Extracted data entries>

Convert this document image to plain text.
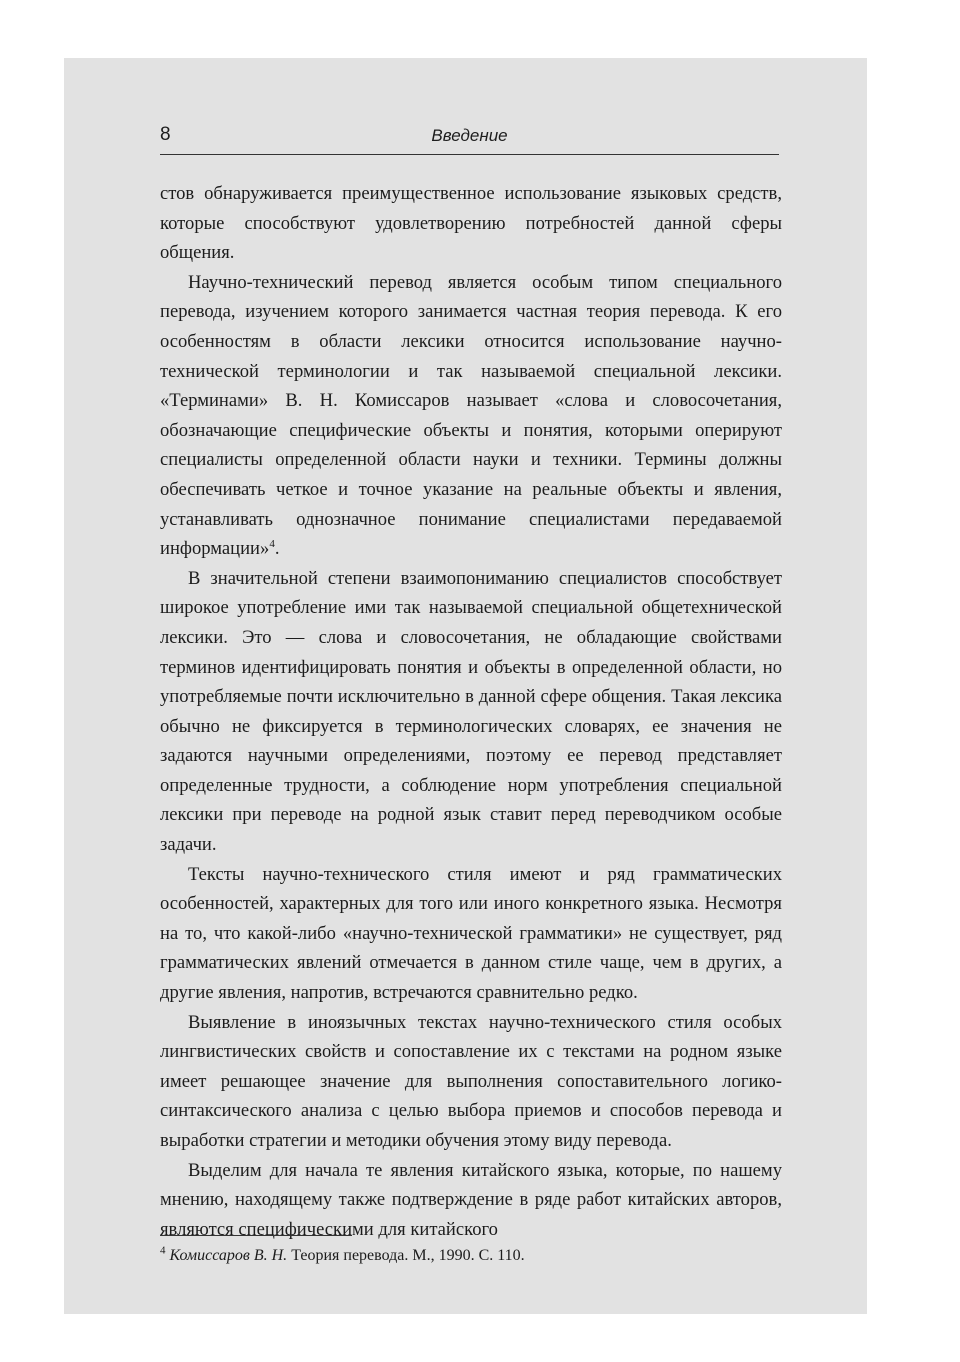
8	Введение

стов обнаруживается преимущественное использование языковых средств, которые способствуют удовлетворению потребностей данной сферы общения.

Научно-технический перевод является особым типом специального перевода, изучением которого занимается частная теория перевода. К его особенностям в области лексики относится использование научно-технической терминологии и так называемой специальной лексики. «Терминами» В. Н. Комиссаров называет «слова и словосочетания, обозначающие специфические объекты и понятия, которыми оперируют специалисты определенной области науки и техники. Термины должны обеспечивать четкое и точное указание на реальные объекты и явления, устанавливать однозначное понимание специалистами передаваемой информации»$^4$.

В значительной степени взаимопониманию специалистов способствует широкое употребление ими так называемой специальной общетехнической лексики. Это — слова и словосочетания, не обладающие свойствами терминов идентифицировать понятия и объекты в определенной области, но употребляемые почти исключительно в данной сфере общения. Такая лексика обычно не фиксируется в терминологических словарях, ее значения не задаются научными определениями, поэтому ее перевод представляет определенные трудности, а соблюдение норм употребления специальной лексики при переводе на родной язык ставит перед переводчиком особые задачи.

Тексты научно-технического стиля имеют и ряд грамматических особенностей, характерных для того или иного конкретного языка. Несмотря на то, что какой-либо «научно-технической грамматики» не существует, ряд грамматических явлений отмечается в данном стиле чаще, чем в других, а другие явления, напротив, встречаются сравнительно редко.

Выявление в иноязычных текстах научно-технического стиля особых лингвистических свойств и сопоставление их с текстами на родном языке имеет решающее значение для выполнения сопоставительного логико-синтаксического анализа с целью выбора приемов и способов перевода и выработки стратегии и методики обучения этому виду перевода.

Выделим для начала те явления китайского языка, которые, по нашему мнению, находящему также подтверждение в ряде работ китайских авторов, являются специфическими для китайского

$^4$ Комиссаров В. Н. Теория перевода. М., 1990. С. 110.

Problem to work on> Search the lines above for the string "языка" and copy each line that has it.

Final answer>
Тексты научно-технического стиля имеют и ряд грамматических особенностей, характерных для того или иного конкретного языка. Несмотря на то, что какой-либо «научно-технической грамматики» не существует, ряд грамматических явлений отмечается в данном стиле чаще, чем в других, а другие явления, напротив, встречаются сравнительно редко.
Выделим для начала те явления китайского языка, которые, по нашему мнению, находящему также подтверждение в ряде работ китайских авторов, являются специфическими для китайского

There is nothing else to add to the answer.